### [Task objective]
Identify the lines that include the word "work", then copy all of them.

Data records
┌──

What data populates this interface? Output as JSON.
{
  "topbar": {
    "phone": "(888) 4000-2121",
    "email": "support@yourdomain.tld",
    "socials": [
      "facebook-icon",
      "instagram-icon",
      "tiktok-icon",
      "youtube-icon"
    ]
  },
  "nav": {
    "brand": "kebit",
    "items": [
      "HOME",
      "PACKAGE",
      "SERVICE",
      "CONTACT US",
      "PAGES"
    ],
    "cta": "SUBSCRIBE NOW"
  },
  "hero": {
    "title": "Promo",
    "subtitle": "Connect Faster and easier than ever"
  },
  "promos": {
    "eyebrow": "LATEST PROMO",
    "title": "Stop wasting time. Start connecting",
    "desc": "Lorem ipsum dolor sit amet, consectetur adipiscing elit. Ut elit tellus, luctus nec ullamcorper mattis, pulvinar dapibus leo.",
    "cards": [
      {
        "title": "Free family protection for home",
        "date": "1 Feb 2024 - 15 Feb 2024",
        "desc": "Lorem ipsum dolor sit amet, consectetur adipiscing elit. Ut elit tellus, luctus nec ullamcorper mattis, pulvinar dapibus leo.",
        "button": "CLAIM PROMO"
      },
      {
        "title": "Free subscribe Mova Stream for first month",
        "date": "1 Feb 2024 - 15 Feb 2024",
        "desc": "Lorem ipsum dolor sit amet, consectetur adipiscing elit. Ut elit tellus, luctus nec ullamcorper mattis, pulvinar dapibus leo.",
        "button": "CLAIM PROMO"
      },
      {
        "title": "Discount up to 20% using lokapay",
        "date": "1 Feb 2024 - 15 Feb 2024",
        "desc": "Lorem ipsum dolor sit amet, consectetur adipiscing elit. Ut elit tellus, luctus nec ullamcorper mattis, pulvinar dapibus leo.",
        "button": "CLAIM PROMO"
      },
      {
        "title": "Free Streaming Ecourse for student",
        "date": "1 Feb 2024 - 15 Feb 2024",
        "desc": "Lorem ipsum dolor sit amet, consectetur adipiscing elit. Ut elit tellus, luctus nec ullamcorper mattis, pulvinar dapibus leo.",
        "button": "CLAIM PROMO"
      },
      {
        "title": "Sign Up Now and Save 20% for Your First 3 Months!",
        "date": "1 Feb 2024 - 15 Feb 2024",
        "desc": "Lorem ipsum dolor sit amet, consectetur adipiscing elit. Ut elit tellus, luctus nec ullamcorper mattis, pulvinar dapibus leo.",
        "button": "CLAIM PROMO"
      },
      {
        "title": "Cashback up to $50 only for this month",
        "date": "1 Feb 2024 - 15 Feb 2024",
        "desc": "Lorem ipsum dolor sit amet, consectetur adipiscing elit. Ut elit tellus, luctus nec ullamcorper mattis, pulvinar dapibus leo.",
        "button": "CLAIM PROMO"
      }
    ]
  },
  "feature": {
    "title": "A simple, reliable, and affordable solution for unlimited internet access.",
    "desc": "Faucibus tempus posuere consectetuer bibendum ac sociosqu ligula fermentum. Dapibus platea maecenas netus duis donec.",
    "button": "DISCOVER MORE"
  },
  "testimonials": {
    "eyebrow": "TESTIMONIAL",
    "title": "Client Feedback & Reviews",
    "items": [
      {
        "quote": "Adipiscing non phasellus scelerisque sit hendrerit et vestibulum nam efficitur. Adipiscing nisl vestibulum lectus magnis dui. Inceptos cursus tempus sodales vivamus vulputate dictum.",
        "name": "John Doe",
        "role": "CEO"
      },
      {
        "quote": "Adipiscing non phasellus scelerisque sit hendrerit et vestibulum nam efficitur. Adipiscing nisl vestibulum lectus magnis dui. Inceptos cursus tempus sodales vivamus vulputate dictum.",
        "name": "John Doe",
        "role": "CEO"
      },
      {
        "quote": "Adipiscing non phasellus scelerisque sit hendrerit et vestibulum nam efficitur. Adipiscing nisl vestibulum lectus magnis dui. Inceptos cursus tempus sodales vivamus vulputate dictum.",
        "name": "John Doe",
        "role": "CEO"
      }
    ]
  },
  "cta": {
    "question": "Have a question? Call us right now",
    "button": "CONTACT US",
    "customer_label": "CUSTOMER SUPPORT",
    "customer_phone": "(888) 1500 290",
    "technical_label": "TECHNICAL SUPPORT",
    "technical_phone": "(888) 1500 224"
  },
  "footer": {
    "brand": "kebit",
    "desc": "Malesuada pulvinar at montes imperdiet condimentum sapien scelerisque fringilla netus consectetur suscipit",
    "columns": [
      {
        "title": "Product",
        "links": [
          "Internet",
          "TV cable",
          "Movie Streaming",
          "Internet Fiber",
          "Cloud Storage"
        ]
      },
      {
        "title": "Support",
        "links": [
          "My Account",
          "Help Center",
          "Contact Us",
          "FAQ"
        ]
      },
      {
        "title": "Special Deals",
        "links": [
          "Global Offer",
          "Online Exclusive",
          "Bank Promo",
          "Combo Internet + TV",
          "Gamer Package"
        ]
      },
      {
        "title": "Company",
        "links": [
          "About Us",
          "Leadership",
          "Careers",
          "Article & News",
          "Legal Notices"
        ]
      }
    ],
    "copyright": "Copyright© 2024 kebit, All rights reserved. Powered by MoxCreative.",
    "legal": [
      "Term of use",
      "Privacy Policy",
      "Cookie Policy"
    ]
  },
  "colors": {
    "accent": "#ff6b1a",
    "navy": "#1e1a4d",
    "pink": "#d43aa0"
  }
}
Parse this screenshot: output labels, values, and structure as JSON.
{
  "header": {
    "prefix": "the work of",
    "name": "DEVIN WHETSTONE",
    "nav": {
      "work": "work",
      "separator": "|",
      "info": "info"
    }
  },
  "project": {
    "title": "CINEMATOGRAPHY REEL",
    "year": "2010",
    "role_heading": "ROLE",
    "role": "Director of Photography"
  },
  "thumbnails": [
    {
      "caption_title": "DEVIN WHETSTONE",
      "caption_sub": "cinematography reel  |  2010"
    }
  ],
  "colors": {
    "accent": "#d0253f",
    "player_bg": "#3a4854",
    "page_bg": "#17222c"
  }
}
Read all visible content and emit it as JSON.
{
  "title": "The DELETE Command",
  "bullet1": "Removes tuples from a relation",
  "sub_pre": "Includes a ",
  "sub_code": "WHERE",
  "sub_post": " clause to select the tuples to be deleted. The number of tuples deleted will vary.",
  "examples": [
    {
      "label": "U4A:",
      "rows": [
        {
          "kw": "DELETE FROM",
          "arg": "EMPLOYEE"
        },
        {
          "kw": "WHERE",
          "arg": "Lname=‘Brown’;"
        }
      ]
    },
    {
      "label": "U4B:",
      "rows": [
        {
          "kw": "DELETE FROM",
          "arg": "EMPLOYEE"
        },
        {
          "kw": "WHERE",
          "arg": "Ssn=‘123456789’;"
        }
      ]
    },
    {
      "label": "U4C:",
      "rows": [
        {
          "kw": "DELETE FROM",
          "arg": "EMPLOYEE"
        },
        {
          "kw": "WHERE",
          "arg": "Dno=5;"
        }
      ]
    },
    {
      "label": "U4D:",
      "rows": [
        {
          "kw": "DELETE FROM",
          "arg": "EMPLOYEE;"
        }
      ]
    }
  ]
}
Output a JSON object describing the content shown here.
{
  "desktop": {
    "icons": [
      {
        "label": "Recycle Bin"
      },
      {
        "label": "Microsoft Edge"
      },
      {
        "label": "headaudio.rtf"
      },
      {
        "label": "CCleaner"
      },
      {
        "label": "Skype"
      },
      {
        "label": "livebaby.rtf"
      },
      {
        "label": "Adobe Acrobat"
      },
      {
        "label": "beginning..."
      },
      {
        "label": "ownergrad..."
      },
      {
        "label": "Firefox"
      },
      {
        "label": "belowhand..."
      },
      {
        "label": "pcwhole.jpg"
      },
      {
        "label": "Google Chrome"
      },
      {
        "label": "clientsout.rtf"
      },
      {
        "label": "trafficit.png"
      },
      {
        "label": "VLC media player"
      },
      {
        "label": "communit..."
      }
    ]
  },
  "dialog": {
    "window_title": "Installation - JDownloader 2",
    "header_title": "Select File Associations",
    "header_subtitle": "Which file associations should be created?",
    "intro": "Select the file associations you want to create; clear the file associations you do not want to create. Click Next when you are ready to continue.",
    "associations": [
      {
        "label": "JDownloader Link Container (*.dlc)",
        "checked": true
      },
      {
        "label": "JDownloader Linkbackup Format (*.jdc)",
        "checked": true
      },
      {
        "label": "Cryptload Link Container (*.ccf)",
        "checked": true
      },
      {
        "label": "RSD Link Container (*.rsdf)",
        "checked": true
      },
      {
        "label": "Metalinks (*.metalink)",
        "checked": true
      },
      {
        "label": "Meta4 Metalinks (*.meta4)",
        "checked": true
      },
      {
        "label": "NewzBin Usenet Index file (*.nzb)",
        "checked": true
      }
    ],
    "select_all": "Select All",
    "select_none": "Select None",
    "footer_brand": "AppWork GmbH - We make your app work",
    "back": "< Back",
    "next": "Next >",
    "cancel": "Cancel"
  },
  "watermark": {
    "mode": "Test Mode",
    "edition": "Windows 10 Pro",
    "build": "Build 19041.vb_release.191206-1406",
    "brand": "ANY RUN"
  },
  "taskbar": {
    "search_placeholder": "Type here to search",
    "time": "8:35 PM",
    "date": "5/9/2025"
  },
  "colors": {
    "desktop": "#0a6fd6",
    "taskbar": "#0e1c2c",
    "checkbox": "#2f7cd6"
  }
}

└──

### [Exercise response]
    "prefix": "the work of",
      "work": "work",
    "footer_brand": "AppWork GmbH - We make your app work",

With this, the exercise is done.